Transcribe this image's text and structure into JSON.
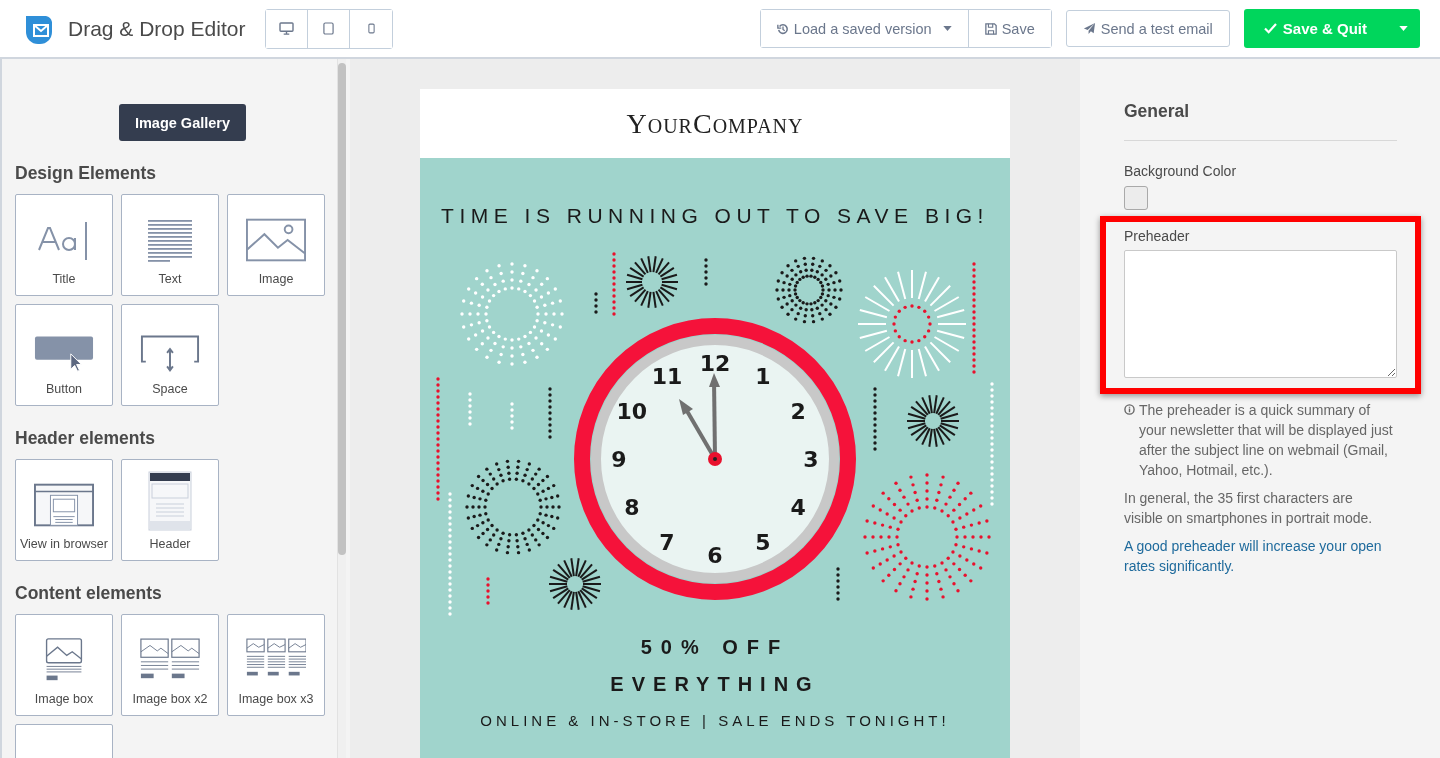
{
  "app": {
    "title": "Drag & Drop Editor"
  },
  "devices": [
    {
      "kind": "desktop"
    },
    {
      "kind": "tablet"
    },
    {
      "kind": "phone"
    }
  ],
  "toolbar": {
    "load_version": "Load a saved version",
    "save": "Save",
    "test_email": "Send a test email",
    "save_quit": "Save & Quit"
  },
  "sidebar": {
    "gallery_button": "Image Gallery",
    "sections": [
      {
        "title": "Design Elements",
        "tiles": [
          {
            "label": "Title",
            "kind": "title"
          },
          {
            "label": "Text",
            "kind": "text"
          },
          {
            "label": "Image",
            "kind": "image"
          },
          {
            "label": "Button",
            "kind": "button"
          },
          {
            "label": "Space",
            "kind": "space"
          }
        ]
      },
      {
        "title": "Header elements",
        "tiles": [
          {
            "label": "View in browser",
            "kind": "browser"
          },
          {
            "label": "Header",
            "kind": "header"
          }
        ]
      },
      {
        "title": "Content elements",
        "tiles": [
          {
            "label": "Image box",
            "kind": "imagebox"
          },
          {
            "label": "Image box x2",
            "kind": "imagebox2"
          },
          {
            "label": "Image box x3",
            "kind": "imagebox3"
          },
          {
            "kind": "blank"
          }
        ]
      }
    ]
  },
  "email": {
    "company": "YourCompany",
    "headline": "TIME IS RUNNING OUT TO SAVE BIG!",
    "clock_numbers": [
      "12",
      "1",
      "2",
      "3",
      "4",
      "5",
      "6",
      "7",
      "8",
      "9",
      "10",
      "11"
    ],
    "offer": "50% OFF",
    "offer_line2": "EVERYTHING",
    "footer": "ONLINE & IN-STORE | SALE ENDS TONIGHT!"
  },
  "settings": {
    "heading": "General",
    "background_color_label": "Background Color",
    "preheader_label": "Preheader",
    "help": [
      "The preheader is a quick summary of your newsletter that will be displayed just after the subject line on webmail (Gmail, Yahoo, Hotmail, etc.).",
      "In general, the 35 first characters are visible on smartphones in portrait mode."
    ],
    "link": "A good preheader will increase your open rates significantly."
  }
}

* * *

[WHAT IS REQUIRED] Your task is to transcribe all of the records precisely, with no images included.

[EXERCISE SOLUTION]
Transcribe this image's text and structure into JSON.
{
  "app": {
    "title": "Drag & Drop Editor"
  },
  "devices": [
    {
      "kind": "desktop"
    },
    {
      "kind": "tablet"
    },
    {
      "kind": "phone"
    }
  ],
  "toolbar": {
    "load_version": "Load a saved version",
    "save": "Save",
    "test_email": "Send a test email",
    "save_quit": "Save & Quit"
  },
  "sidebar": {
    "gallery_button": "Image Gallery",
    "sections": [
      {
        "title": "Design Elements",
        "tiles": [
          {
            "label": "Title",
            "kind": "title"
          },
          {
            "label": "Text",
            "kind": "text"
          },
          {
            "label": "Image",
            "kind": "image"
          },
          {
            "label": "Button",
            "kind": "button"
          },
          {
            "label": "Space",
            "kind": "space"
          }
        ]
      },
      {
        "title": "Header elements",
        "tiles": [
          {
            "label": "View in browser",
            "kind": "browser"
          },
          {
            "label": "Header",
            "kind": "header"
          }
        ]
      },
      {
        "title": "Content elements",
        "tiles": [
          {
            "label": "Image box",
            "kind": "imagebox"
          },
          {
            "label": "Image box x2",
            "kind": "imagebox2"
          },
          {
            "label": "Image box x3",
            "kind": "imagebox3"
          },
          {
            "kind": "blank"
          }
        ]
      }
    ]
  },
  "email": {
    "company": "YourCompany",
    "headline": "TIME IS RUNNING OUT TO SAVE BIG!",
    "clock_numbers": [
      "12",
      "1",
      "2",
      "3",
      "4",
      "5",
      "6",
      "7",
      "8",
      "9",
      "10",
      "11"
    ],
    "offer": "50% OFF",
    "offer_line2": "EVERYTHING",
    "footer": "ONLINE & IN-STORE | SALE ENDS TONIGHT!"
  },
  "settings": {
    "heading": "General",
    "background_color_label": "Background Color",
    "preheader_label": "Preheader",
    "help": [
      "The preheader is a quick summary of your newsletter that will be displayed just after the subject line on webmail (Gmail, Yahoo, Hotmail, etc.).",
      "In general, the 35 first characters are visible on smartphones in portrait mode."
    ],
    "link": "A good preheader will increase your open rates significantly."
  }
}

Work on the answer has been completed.